**Given request**
Extract every record, exactly as written, and ignore the pictures.

* start *

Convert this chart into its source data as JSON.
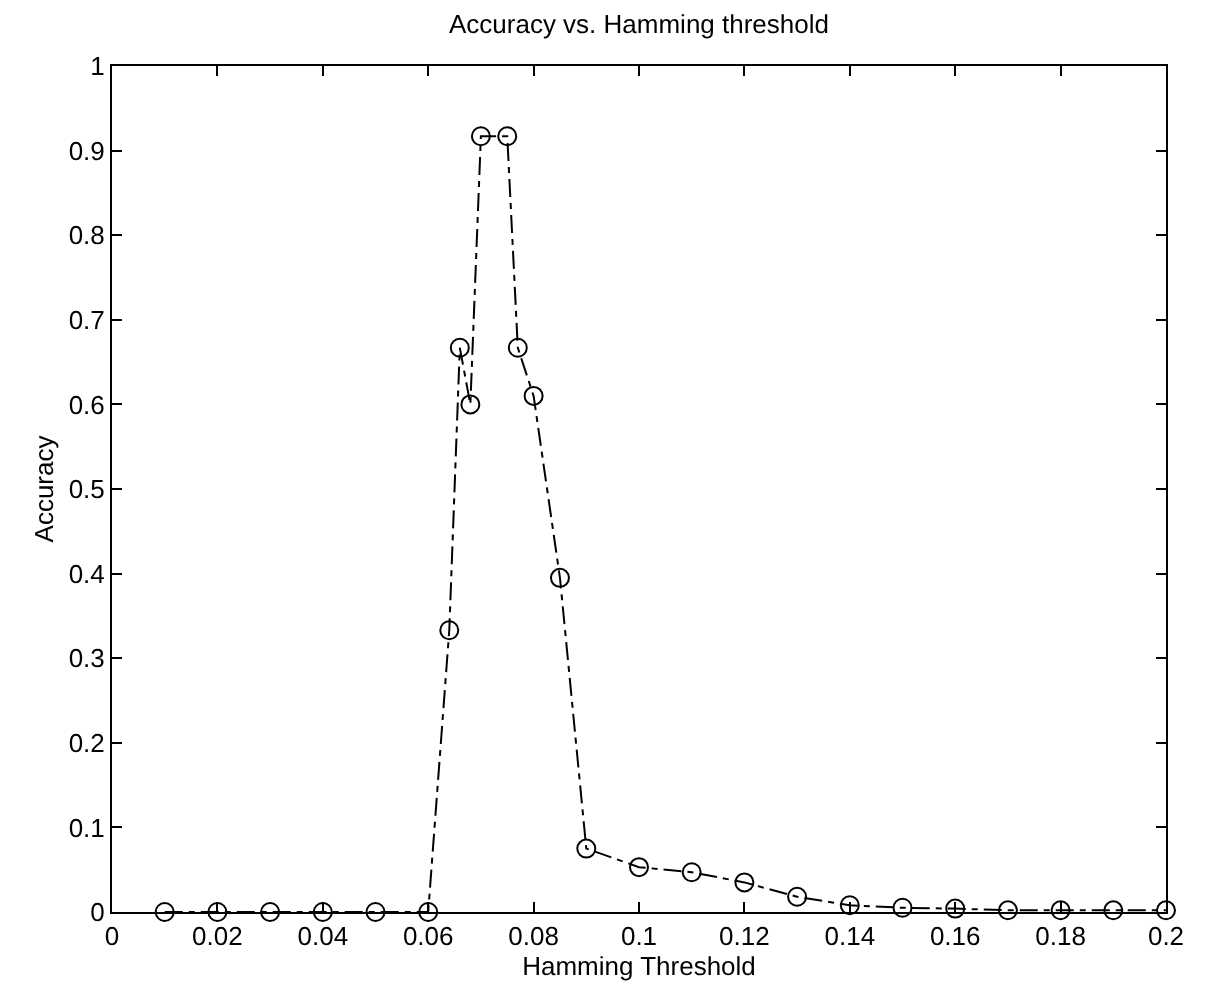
{
  "chart_data": {
    "type": "line",
    "title": "Accuracy vs. Hamming threshold",
    "xlabel": "Hamming Threshold",
    "ylabel": "Accuracy",
    "x": [
      0.01,
      0.02,
      0.03,
      0.04,
      0.05,
      0.06,
      0.064,
      0.066,
      0.068,
      0.07,
      0.075,
      0.077,
      0.08,
      0.085,
      0.09,
      0.1,
      0.11,
      0.12,
      0.13,
      0.14,
      0.15,
      0.16,
      0.17,
      0.18,
      0.19,
      0.2
    ],
    "series": [
      {
        "color": "#000000",
        "values": [
          0,
          0,
          0,
          0,
          0,
          0,
          0.333,
          0.667,
          0.6,
          0.917,
          0.917,
          0.667,
          0.61,
          0.395,
          0.075,
          0.053,
          0.047,
          0.035,
          0.018,
          0.008,
          0.005,
          0.004,
          0.002,
          0.002,
          0.002,
          0.002
        ]
      }
    ],
    "xlim": [
      0,
      0.2
    ],
    "xticks": [
      0,
      0.02,
      0.04,
      0.06,
      0.08,
      0.1,
      0.12,
      0.14,
      0.16,
      0.18,
      0.2
    ],
    "ylim": [
      0,
      1
    ],
    "yticks": [
      0,
      0.1,
      0.2,
      0.3,
      0.4,
      0.5,
      0.6,
      0.7,
      0.8,
      0.9,
      1
    ],
    "marker": "circle",
    "line_style": "dashdot"
  }
}
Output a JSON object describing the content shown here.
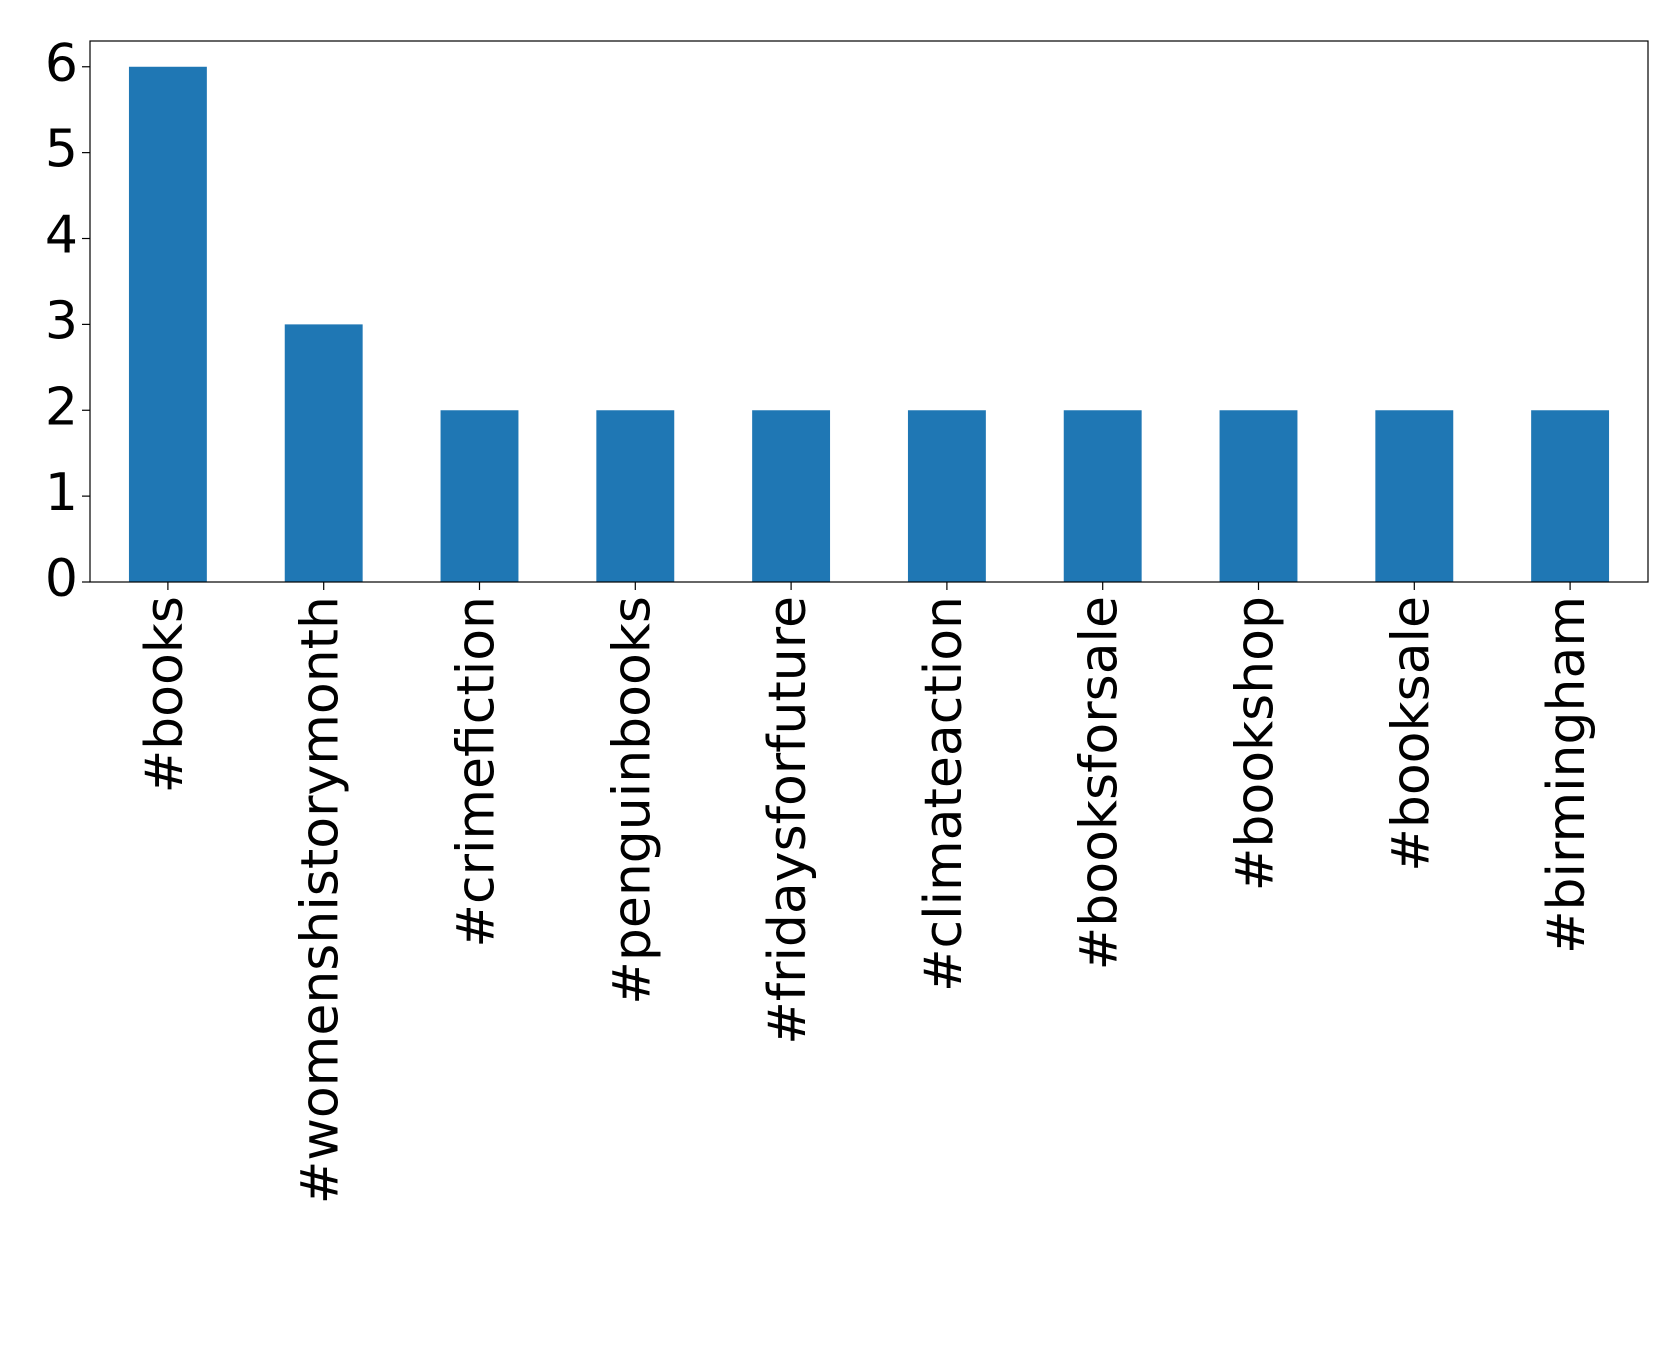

* end *

**Solution to the problem**
Convert this chart into its source data as JSON.
{
  "chart_data": {
    "type": "line",
    "title": "Accuracy vs. Hamming threshold",
    "xlabel": "Hamming Threshold",
    "ylabel": "Accuracy",
    "x": [
      0.01,
      0.02,
      0.03,
      0.04,
      0.05,
      0.06,
      0.064,
      0.066,
      0.068,
      0.07,
      0.075,
      0.077,
      0.08,
      0.085,
      0.09,
      0.1,
      0.11,
      0.12,
      0.13,
      0.14,
      0.15,
      0.16,
      0.17,
      0.18,
      0.19,
      0.2
    ],
    "series": [
      {
        "color": "#000000",
        "values": [
          0,
          0,
          0,
          0,
          0,
          0,
          0.333,
          0.667,
          0.6,
          0.917,
          0.917,
          0.667,
          0.61,
          0.395,
          0.075,
          0.053,
          0.047,
          0.035,
          0.018,
          0.008,
          0.005,
          0.004,
          0.002,
          0.002,
          0.002,
          0.002
        ]
      }
    ],
    "xlim": [
      0,
      0.2
    ],
    "xticks": [
      0,
      0.02,
      0.04,
      0.06,
      0.08,
      0.1,
      0.12,
      0.14,
      0.16,
      0.18,
      0.2
    ],
    "ylim": [
      0,
      1
    ],
    "yticks": [
      0,
      0.1,
      0.2,
      0.3,
      0.4,
      0.5,
      0.6,
      0.7,
      0.8,
      0.9,
      1
    ],
    "marker": "circle",
    "line_style": "dashdot"
  }
}
Output a JSON object describing the content shown here.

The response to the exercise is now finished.